## Begin Information supplied
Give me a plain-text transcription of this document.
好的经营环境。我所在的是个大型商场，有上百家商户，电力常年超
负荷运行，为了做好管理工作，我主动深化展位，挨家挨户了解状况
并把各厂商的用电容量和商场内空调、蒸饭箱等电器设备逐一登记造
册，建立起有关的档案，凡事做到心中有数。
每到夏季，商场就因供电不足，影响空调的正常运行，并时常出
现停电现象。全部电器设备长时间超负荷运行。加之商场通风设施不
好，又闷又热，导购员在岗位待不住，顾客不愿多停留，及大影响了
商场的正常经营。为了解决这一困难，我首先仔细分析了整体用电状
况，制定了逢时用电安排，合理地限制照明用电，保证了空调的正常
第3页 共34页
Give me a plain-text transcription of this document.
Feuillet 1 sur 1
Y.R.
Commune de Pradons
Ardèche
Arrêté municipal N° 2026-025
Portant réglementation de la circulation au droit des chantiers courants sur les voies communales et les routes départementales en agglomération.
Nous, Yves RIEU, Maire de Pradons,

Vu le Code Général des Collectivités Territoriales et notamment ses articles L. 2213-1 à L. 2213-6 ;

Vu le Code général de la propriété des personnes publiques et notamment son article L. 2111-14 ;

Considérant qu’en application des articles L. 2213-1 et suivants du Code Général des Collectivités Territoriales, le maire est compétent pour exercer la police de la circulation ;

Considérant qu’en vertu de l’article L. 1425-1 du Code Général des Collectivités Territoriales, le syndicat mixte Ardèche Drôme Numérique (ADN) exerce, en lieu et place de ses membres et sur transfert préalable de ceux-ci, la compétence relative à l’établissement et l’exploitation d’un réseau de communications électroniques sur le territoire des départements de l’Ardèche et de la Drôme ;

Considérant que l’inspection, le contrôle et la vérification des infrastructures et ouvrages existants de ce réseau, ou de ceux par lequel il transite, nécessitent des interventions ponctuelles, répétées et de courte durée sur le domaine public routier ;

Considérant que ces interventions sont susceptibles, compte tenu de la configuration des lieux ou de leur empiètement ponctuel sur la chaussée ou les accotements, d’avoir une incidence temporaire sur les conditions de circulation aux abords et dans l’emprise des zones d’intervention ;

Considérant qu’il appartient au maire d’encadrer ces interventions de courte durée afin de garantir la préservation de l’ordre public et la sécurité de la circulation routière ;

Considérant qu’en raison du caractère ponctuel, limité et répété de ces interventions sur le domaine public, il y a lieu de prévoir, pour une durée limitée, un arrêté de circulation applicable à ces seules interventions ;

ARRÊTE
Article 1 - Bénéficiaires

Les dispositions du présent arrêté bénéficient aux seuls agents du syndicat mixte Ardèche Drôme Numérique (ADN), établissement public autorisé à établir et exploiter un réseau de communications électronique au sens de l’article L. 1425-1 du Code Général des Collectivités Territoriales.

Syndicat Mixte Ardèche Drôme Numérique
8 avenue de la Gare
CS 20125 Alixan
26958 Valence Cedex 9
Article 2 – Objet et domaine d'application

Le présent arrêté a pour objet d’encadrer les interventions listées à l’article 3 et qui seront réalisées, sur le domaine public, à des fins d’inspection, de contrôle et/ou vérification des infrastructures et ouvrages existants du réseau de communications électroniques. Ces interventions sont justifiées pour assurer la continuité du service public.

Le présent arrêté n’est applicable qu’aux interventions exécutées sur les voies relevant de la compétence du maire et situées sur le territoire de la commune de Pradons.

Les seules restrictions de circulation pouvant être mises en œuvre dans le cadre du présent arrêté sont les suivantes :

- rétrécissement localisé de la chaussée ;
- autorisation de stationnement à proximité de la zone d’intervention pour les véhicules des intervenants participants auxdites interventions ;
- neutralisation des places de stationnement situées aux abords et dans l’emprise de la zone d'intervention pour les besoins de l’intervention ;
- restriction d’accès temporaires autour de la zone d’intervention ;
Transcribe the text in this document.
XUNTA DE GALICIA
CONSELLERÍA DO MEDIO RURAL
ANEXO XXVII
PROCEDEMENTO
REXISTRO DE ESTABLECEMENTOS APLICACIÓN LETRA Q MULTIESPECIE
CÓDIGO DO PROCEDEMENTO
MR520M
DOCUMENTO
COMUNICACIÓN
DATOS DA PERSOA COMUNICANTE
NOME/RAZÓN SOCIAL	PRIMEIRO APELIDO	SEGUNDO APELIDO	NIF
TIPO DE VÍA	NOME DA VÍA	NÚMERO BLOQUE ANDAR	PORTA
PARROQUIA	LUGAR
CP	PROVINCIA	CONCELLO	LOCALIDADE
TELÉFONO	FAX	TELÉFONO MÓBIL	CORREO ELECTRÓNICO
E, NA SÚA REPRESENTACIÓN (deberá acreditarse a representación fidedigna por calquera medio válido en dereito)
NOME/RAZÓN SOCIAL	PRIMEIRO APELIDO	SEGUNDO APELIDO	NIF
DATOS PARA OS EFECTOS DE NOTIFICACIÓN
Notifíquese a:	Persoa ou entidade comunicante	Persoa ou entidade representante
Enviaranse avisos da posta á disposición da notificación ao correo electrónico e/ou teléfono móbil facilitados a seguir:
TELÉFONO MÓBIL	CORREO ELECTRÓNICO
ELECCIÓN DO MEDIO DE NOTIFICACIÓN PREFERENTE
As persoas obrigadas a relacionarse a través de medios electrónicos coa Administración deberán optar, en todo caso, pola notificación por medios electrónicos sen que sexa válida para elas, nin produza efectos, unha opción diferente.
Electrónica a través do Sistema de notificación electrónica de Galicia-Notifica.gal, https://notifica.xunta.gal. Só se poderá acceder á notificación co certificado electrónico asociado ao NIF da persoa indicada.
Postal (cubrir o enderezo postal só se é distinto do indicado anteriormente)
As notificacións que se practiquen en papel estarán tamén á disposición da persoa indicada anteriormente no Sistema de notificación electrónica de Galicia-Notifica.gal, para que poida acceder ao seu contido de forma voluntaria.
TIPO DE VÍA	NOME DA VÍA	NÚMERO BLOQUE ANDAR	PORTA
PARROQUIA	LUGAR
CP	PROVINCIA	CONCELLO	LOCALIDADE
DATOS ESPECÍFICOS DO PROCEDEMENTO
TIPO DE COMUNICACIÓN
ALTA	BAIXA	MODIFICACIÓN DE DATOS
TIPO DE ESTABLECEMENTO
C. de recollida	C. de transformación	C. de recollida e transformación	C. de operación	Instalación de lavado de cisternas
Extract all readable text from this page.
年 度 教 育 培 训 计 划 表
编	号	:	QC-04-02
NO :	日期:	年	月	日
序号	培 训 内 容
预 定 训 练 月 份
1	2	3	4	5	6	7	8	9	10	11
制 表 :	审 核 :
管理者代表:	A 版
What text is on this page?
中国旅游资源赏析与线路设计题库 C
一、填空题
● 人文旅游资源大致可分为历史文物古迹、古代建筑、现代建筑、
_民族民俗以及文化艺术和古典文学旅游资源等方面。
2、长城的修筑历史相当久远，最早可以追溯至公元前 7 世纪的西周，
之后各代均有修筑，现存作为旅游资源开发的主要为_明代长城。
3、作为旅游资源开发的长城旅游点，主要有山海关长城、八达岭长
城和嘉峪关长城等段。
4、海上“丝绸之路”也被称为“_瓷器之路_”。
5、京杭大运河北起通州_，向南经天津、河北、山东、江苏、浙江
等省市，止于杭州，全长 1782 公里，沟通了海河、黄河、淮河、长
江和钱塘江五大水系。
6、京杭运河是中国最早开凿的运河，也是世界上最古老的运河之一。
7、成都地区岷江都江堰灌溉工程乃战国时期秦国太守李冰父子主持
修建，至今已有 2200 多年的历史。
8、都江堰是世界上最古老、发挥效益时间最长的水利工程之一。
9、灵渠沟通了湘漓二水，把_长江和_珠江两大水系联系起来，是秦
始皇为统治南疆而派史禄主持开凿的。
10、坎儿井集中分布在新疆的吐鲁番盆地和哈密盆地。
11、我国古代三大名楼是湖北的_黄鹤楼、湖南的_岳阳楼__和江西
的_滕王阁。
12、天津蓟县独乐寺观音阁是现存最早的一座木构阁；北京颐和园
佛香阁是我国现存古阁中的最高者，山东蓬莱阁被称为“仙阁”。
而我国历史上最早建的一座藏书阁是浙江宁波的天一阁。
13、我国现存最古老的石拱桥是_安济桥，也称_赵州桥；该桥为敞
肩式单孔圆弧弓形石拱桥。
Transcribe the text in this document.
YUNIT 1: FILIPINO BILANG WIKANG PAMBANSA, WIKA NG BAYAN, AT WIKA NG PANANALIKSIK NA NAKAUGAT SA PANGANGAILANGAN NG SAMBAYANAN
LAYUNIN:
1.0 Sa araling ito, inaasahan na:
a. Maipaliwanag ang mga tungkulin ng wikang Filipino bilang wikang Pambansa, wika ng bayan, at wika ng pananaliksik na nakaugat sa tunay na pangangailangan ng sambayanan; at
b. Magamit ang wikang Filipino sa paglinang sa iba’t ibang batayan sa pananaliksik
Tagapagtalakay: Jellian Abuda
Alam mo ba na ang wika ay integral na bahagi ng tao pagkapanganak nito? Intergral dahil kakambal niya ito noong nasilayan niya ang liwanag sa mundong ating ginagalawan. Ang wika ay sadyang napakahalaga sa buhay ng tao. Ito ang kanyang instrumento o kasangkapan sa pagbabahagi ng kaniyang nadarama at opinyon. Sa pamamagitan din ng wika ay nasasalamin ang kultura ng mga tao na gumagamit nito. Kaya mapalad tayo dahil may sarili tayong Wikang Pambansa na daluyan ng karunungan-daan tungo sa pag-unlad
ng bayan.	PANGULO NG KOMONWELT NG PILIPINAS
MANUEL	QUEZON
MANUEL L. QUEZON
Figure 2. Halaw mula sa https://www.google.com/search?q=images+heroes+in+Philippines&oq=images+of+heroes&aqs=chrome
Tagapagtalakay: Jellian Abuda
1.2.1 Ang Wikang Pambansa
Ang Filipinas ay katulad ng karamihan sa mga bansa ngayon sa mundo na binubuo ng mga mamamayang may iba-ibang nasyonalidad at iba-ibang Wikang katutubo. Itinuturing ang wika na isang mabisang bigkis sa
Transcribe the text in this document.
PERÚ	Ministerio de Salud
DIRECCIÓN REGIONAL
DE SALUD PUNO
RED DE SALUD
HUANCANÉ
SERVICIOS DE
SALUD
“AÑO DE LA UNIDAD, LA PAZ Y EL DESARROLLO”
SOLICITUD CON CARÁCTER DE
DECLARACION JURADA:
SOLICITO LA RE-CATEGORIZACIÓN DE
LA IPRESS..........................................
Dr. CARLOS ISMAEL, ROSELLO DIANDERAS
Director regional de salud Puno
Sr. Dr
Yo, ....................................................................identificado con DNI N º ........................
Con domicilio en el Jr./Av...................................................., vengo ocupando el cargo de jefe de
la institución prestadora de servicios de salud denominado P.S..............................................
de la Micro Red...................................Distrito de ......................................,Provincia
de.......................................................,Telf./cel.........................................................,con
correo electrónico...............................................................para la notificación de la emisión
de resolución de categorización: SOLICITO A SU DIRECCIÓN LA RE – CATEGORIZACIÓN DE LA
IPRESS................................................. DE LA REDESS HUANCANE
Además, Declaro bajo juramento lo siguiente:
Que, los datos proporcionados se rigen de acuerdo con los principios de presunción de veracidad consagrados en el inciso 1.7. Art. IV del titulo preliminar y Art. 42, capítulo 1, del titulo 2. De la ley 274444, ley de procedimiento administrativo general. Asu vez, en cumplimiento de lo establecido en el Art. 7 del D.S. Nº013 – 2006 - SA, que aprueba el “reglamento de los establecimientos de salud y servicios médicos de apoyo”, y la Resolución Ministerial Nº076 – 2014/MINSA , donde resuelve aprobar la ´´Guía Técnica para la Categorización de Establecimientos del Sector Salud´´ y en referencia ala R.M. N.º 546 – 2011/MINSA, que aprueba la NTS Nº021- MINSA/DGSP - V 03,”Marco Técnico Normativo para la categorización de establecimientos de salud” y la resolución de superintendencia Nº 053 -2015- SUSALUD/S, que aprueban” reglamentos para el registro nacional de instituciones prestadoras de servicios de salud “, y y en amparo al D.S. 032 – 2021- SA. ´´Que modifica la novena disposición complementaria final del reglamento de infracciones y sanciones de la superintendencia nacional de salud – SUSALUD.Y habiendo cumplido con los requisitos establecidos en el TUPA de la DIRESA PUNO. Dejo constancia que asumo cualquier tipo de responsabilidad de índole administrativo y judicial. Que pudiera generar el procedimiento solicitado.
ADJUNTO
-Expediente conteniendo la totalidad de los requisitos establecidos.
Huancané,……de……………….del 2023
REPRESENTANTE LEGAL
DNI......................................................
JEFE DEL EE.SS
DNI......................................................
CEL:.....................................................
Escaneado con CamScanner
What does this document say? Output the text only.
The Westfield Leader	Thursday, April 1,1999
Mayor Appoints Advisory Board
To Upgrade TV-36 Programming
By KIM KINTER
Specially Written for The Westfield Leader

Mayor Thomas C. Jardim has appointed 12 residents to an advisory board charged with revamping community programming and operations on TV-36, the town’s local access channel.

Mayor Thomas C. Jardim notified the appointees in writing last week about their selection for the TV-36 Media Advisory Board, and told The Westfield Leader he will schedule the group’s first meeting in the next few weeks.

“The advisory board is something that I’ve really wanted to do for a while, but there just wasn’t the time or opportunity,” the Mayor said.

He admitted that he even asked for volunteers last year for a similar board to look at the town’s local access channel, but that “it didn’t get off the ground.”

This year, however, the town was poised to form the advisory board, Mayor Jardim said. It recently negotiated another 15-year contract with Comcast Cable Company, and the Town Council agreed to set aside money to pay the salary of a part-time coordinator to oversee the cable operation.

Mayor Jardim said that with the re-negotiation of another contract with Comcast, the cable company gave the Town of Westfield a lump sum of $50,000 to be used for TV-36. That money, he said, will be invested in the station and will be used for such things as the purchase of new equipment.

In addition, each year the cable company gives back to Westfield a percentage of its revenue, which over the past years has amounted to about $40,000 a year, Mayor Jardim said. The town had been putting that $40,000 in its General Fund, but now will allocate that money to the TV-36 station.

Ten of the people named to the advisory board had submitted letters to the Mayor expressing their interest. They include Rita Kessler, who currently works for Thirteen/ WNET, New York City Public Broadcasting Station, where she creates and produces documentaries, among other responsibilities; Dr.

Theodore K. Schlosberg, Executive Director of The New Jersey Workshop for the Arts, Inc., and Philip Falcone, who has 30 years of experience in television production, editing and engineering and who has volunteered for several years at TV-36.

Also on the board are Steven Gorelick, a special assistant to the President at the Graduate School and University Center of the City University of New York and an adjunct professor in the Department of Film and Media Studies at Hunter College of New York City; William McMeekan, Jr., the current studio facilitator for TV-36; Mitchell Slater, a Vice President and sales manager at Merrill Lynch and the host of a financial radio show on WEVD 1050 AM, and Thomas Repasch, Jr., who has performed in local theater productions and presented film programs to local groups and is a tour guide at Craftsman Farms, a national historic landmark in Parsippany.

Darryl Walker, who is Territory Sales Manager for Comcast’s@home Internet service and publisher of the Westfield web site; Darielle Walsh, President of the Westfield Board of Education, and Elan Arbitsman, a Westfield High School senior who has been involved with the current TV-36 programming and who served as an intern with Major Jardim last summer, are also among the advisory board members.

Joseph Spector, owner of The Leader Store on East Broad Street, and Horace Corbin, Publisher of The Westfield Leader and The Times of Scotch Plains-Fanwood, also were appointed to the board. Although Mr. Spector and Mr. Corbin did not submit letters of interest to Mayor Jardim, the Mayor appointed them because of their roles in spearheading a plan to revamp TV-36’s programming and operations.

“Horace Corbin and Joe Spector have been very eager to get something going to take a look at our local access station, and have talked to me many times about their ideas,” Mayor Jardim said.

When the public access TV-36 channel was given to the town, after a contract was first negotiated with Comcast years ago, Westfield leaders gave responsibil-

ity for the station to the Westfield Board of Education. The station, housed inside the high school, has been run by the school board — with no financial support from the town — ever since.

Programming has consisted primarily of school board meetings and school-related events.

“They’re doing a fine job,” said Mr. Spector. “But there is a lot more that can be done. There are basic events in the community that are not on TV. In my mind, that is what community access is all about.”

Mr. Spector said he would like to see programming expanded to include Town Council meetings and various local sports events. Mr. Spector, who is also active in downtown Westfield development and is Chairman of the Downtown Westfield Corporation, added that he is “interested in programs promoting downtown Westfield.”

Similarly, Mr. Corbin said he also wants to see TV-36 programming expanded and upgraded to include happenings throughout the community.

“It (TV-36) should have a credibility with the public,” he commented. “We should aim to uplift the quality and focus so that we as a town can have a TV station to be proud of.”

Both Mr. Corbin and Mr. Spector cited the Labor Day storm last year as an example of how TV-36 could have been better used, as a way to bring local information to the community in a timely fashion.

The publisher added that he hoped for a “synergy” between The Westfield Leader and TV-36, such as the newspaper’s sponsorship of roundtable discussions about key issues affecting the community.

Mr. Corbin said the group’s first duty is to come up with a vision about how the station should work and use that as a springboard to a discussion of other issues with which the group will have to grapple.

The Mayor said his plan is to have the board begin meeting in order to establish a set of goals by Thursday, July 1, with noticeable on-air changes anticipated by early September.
## End Information supplied
Aim
Using the entries above, state how many lines include the word "financial", with no other words.

The answer
2